Data entries
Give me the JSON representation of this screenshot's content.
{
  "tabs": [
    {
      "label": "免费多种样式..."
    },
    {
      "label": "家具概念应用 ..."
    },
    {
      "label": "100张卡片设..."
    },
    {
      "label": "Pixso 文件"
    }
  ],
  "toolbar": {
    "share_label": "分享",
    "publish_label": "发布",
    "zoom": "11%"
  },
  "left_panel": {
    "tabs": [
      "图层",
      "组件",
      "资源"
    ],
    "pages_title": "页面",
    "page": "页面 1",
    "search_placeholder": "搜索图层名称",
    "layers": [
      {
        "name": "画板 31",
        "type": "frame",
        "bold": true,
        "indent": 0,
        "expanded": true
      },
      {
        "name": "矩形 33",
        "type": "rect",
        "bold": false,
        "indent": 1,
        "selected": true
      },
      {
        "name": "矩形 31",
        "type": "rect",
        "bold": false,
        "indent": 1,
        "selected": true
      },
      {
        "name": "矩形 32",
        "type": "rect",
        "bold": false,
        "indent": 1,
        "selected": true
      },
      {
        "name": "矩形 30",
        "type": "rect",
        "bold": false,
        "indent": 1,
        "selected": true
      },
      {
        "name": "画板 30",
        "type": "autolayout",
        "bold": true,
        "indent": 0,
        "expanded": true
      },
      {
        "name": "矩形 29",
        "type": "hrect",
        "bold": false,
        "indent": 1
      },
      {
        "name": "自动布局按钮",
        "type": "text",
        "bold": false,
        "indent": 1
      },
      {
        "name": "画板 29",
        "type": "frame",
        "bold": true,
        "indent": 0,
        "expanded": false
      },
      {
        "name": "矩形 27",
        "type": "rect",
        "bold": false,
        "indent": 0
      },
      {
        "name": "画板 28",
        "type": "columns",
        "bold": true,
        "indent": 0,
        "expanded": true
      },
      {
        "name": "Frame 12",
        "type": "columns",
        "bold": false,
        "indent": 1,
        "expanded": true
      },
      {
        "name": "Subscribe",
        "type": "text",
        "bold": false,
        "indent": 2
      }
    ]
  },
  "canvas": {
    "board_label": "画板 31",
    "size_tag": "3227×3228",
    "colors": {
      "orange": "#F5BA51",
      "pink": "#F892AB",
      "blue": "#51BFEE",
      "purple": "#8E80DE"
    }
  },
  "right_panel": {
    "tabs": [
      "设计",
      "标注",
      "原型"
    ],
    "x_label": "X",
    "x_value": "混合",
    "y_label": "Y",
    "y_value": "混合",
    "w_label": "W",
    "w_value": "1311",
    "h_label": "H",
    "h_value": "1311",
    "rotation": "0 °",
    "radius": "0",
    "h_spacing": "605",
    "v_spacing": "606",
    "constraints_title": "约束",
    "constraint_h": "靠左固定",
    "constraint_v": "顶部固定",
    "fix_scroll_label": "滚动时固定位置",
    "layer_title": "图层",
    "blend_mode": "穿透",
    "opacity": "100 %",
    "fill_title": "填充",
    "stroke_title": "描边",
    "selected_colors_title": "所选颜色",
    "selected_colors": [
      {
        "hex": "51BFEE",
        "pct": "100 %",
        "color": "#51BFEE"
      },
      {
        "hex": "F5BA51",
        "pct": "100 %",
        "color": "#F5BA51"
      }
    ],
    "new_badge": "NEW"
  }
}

## Exercise instructions
Repeat each record in full; every line must match exactly.

## Task output
Give me the JSON representation of this screenshot's content.
{
  "tabs": [
    {
      "label": "免费多种样式..."
    },
    {
      "label": "家具概念应用 ..."
    },
    {
      "label": "100张卡片设..."
    },
    {
      "label": "Pixso 文件"
    }
  ],
  "toolbar": {
    "share_label": "分享",
    "publish_label": "发布",
    "zoom": "11%"
  },
  "left_panel": {
    "tabs": [
      "图层",
      "组件",
      "资源"
    ],
    "pages_title": "页面",
    "page": "页面 1",
    "search_placeholder": "搜索图层名称",
    "layers": [
      {
        "name": "画板 31",
        "type": "frame",
        "bold": true,
        "indent": 0,
        "expanded": true
      },
      {
        "name": "矩形 33",
        "type": "rect",
        "bold": false,
        "indent": 1,
        "selected": true
      },
      {
        "name": "矩形 31",
        "type": "rect",
        "bold": false,
        "indent": 1,
        "selected": true
      },
      {
        "name": "矩形 32",
        "type": "rect",
        "bold": false,
        "indent": 1,
        "selected": true
      },
      {
        "name": "矩形 30",
        "type": "rect",
        "bold": false,
        "indent": 1,
        "selected": true
      },
      {
        "name": "画板 30",
        "type": "autolayout",
        "bold": true,
        "indent": 0,
        "expanded": true
      },
      {
        "name": "矩形 29",
        "type": "hrect",
        "bold": false,
        "indent": 1
      },
      {
        "name": "自动布局按钮",
        "type": "text",
        "bold": false,
        "indent": 1
      },
      {
        "name": "画板 29",
        "type": "frame",
        "bold": true,
        "indent": 0,
        "expanded": false
      },
      {
        "name": "矩形 27",
        "type": "rect",
        "bold": false,
        "indent": 0
      },
      {
        "name": "画板 28",
        "type": "columns",
        "bold": true,
        "indent": 0,
        "expanded": true
      },
      {
        "name": "Frame 12",
        "type": "columns",
        "bold": false,
        "indent": 1,
        "expanded": true
      },
      {
        "name": "Subscribe",
        "type": "text",
        "bold": false,
        "indent": 2
      }
    ]
  },
  "canvas": {
    "board_label": "画板 31",
    "size_tag": "3227×3228",
    "colors": {
      "orange": "#F5BA51",
      "pink": "#F892AB",
      "blue": "#51BFEE",
      "purple": "#8E80DE"
    }
  },
  "right_panel": {
    "tabs": [
      "设计",
      "标注",
      "原型"
    ],
    "x_label": "X",
    "x_value": "混合",
    "y_label": "Y",
    "y_value": "混合",
    "w_label": "W",
    "w_value": "1311",
    "h_label": "H",
    "h_value": "1311",
    "rotation": "0 °",
    "radius": "0",
    "h_spacing": "605",
    "v_spacing": "606",
    "constraints_title": "约束",
    "constraint_h": "靠左固定",
    "constraint_v": "顶部固定",
    "fix_scroll_label": "滚动时固定位置",
    "layer_title": "图层",
    "blend_mode": "穿透",
    "opacity": "100 %",
    "fill_title": "填充",
    "stroke_title": "描边",
    "selected_colors_title": "所选颜色",
    "selected_colors": [
      {
        "hex": "51BFEE",
        "pct": "100 %",
        "color": "#51BFEE"
      },
      {
        "hex": "F5BA51",
        "pct": "100 %",
        "color": "#F5BA51"
      }
    ],
    "new_badge": "NEW"
  }
}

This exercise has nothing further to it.